> SHORT TASK: Lines containing the word "Артема" are the ones to copy from the records below.

Data entries:

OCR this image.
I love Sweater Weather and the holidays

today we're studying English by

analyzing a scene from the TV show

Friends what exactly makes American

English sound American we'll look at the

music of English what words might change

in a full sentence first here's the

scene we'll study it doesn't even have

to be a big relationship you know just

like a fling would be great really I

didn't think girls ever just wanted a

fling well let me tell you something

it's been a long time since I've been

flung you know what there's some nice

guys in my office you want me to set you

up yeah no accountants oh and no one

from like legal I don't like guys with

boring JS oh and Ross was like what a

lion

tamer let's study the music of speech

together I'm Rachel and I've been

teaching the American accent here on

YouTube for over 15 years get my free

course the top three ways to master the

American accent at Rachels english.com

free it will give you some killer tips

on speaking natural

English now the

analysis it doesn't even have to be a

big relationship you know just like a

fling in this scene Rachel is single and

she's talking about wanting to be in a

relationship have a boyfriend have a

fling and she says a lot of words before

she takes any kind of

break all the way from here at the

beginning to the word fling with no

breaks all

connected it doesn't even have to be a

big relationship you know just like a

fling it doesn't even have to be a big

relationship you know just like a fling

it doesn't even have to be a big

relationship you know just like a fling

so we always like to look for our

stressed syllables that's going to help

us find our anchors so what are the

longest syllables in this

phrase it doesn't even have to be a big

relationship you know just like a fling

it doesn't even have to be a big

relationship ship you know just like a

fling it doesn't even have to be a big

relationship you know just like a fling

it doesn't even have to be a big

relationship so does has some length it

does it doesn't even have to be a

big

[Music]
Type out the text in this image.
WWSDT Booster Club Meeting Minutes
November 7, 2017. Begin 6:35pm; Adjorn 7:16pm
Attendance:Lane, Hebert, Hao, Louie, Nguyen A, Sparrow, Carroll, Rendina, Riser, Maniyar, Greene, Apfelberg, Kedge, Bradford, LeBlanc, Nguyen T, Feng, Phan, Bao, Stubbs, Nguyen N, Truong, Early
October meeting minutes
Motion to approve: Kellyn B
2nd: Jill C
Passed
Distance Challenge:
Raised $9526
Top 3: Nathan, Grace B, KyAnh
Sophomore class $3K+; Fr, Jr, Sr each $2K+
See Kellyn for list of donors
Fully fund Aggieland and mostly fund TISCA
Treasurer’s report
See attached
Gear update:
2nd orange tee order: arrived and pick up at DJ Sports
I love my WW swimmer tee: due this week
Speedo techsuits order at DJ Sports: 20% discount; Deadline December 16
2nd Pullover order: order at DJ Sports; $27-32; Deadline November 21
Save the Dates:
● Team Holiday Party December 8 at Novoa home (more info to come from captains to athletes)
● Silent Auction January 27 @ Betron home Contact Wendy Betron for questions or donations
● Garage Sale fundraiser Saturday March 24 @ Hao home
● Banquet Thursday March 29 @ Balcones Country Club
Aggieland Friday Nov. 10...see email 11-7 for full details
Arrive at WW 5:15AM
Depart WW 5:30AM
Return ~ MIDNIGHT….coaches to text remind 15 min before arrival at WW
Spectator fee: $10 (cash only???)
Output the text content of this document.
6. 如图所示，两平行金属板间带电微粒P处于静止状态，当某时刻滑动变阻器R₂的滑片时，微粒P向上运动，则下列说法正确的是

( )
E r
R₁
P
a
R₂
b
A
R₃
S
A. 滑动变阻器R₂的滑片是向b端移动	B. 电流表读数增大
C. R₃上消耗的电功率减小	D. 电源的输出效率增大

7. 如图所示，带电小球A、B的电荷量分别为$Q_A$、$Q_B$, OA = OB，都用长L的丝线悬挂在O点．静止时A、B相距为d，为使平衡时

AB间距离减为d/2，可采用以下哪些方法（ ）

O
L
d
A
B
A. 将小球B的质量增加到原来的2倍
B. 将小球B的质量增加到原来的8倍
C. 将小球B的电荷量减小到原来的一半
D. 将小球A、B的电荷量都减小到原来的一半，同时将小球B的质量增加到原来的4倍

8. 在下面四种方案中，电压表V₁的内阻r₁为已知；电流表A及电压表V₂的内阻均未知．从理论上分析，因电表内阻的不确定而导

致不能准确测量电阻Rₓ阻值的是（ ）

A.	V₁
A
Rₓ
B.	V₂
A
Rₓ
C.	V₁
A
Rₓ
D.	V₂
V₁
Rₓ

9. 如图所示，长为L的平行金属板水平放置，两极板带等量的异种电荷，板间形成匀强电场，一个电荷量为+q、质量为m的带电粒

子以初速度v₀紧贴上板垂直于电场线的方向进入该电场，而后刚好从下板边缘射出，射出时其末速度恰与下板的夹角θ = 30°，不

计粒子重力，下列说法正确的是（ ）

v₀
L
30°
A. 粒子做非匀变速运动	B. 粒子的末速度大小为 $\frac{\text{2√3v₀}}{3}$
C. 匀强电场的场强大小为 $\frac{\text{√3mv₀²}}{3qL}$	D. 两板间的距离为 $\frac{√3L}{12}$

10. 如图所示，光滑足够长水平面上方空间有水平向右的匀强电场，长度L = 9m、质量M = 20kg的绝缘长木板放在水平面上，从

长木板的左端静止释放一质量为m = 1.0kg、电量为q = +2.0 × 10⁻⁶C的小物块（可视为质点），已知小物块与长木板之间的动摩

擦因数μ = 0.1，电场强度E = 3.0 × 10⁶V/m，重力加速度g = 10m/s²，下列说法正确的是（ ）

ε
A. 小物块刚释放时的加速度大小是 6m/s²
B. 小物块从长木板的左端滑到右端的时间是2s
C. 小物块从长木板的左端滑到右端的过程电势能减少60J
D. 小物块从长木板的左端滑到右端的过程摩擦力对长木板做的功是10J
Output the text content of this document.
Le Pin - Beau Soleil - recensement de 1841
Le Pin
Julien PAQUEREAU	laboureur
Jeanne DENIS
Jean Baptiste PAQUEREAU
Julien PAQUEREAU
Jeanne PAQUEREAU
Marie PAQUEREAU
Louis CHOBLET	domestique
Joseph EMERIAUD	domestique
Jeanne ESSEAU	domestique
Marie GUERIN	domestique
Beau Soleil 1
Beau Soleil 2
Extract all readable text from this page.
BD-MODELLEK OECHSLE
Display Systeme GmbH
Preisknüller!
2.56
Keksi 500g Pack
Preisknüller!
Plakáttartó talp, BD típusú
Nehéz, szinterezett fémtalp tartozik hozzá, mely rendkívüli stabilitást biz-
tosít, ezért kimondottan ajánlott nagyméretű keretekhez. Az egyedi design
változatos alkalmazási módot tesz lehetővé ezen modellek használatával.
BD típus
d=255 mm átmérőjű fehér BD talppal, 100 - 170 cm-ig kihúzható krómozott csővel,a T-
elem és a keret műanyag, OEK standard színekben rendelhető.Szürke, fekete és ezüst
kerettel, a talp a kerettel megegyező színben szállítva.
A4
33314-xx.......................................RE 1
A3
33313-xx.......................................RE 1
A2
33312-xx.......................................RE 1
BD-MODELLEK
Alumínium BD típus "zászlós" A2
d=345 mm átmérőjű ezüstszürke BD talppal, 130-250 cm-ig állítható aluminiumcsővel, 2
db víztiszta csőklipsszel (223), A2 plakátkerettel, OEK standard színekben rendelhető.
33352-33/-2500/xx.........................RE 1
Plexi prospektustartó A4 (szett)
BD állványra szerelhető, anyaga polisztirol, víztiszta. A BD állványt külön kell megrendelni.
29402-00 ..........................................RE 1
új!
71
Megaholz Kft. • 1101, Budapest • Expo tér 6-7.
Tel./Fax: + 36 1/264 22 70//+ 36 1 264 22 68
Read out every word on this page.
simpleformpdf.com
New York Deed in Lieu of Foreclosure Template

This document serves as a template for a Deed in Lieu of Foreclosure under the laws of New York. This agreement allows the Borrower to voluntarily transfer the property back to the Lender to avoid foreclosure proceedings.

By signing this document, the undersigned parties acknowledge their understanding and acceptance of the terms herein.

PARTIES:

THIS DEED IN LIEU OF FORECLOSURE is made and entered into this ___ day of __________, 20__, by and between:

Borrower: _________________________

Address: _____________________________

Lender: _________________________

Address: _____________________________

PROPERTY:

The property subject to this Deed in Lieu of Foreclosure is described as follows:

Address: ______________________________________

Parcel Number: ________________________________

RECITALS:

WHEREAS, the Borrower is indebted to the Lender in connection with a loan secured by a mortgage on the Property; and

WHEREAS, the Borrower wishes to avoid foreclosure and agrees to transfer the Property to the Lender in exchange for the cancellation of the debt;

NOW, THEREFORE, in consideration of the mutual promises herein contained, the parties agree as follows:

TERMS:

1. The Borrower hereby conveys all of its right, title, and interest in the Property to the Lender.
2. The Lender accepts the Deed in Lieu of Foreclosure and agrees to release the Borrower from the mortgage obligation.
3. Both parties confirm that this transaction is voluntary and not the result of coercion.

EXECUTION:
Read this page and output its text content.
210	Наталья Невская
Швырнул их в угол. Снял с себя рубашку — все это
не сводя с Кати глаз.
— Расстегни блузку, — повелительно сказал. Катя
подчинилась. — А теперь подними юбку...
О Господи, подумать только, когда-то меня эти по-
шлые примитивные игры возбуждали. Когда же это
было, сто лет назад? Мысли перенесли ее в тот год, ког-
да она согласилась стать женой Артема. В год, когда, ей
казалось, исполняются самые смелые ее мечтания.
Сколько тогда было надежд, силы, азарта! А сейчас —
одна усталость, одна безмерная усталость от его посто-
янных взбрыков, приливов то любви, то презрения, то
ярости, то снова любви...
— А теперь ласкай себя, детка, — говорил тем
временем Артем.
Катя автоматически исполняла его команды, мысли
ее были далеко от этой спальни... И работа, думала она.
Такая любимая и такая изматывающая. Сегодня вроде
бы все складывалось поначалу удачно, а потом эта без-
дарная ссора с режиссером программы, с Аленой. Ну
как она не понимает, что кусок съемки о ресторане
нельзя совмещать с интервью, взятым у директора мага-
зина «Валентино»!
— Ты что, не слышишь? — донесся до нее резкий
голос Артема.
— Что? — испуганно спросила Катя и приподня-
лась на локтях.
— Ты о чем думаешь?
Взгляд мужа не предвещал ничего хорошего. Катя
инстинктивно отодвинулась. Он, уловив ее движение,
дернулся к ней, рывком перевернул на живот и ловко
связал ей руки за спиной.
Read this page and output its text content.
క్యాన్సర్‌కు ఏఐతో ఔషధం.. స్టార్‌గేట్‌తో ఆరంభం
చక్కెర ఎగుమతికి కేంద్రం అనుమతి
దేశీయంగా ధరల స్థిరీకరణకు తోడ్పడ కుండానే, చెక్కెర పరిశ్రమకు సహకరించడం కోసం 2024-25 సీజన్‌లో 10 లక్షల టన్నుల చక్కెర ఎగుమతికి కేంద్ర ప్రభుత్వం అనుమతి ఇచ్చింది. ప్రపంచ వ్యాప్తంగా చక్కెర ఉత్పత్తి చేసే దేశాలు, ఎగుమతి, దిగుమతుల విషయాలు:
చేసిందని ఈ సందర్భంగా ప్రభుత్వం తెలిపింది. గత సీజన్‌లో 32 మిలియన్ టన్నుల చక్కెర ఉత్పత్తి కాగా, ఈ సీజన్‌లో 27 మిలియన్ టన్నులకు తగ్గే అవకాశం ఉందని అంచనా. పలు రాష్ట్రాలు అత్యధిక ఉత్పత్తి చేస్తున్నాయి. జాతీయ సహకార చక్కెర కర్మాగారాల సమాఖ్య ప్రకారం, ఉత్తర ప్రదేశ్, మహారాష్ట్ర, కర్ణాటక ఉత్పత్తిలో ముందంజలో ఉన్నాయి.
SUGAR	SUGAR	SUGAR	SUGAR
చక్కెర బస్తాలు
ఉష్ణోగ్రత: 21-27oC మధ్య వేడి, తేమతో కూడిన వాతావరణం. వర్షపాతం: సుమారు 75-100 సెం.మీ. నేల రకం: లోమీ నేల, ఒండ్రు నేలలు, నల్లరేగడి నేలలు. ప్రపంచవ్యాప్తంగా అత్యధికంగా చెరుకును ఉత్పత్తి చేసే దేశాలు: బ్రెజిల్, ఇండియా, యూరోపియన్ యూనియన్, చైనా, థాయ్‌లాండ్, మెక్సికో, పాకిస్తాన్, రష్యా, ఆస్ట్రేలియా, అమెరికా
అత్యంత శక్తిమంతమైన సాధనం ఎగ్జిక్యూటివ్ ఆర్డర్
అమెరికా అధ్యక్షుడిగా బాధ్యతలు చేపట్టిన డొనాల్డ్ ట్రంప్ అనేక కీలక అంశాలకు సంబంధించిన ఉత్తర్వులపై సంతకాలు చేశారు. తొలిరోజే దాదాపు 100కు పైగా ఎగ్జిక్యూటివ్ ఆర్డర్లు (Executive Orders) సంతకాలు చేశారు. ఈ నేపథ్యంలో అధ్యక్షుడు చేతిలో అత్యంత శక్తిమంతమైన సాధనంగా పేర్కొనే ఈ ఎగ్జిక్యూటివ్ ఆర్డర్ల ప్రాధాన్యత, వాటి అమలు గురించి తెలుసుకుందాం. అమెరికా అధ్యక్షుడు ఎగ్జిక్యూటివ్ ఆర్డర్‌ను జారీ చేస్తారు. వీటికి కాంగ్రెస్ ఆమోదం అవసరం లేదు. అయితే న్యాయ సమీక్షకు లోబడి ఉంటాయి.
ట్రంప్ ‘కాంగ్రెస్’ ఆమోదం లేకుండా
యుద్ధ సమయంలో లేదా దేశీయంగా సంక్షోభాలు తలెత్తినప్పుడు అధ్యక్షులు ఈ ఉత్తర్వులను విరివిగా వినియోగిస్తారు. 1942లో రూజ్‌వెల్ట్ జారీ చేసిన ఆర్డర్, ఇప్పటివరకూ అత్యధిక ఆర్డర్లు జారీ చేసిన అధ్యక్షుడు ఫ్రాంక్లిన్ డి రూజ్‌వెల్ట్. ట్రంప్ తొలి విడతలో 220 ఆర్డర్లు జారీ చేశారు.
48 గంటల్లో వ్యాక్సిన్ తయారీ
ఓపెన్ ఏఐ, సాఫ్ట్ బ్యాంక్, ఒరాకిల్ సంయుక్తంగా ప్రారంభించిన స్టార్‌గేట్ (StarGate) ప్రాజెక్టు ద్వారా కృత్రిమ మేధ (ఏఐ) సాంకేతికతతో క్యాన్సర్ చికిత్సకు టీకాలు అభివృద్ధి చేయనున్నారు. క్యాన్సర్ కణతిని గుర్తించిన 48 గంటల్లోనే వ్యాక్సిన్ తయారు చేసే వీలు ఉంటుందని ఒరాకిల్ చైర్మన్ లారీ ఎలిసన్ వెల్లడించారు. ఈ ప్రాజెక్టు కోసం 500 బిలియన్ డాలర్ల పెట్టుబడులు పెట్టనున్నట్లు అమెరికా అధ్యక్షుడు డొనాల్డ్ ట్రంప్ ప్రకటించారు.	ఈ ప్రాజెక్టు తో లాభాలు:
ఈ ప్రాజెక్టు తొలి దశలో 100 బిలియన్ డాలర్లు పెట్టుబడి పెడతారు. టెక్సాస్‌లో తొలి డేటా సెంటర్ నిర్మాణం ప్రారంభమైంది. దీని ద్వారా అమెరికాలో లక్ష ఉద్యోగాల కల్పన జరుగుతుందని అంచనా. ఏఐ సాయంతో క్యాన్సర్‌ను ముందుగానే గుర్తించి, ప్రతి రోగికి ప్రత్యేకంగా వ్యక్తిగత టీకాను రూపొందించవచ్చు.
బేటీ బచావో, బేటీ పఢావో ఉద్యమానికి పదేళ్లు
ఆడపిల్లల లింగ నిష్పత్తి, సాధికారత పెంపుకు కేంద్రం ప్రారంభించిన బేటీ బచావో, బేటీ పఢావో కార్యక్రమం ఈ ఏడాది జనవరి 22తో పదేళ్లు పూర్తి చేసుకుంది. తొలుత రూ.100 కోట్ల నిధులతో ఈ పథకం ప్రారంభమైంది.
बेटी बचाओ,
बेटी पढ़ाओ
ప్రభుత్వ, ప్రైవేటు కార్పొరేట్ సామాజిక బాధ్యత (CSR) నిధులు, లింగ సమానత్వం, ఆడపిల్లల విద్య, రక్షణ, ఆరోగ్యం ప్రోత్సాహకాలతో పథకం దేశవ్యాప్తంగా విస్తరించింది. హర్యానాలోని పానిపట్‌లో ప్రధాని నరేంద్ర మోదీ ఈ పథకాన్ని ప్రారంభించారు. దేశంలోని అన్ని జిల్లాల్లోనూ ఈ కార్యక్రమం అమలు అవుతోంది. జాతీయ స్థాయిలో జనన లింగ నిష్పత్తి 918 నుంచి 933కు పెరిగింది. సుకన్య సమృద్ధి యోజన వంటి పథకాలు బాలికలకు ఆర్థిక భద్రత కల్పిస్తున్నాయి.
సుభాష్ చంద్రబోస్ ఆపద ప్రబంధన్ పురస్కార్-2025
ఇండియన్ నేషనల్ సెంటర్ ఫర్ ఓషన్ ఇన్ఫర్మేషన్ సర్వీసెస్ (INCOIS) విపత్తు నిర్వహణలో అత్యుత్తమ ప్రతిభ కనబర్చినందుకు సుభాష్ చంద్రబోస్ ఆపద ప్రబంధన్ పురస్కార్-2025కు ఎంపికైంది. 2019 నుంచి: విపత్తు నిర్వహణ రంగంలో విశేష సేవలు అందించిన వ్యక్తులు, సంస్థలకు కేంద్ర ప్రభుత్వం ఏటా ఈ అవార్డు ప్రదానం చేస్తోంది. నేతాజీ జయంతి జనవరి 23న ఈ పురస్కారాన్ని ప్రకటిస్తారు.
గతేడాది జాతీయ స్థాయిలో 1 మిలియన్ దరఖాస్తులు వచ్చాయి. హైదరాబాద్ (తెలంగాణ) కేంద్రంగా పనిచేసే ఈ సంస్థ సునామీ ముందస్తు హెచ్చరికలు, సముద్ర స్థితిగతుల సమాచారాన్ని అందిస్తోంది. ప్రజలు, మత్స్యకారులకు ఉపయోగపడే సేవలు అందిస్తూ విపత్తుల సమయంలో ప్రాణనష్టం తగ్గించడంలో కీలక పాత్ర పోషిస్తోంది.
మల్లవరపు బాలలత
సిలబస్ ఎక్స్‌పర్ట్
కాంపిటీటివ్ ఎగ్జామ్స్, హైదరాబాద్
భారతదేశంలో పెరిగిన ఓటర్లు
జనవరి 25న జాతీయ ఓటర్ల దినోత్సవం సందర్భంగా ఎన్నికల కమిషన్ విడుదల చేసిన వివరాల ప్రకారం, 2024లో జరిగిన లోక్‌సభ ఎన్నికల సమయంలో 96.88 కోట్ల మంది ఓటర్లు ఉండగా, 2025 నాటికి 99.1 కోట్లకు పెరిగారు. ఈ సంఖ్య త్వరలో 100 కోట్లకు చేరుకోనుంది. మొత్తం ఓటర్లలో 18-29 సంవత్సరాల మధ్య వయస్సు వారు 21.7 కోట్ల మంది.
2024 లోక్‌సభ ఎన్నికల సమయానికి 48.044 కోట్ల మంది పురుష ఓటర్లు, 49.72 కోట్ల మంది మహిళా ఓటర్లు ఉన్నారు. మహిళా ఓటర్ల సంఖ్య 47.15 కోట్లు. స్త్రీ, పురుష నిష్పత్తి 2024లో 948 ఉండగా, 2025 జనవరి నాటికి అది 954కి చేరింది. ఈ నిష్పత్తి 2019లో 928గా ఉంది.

> ANSWER:
да она согласилась стать женой Артема. В год, когда, ей
голос Артема.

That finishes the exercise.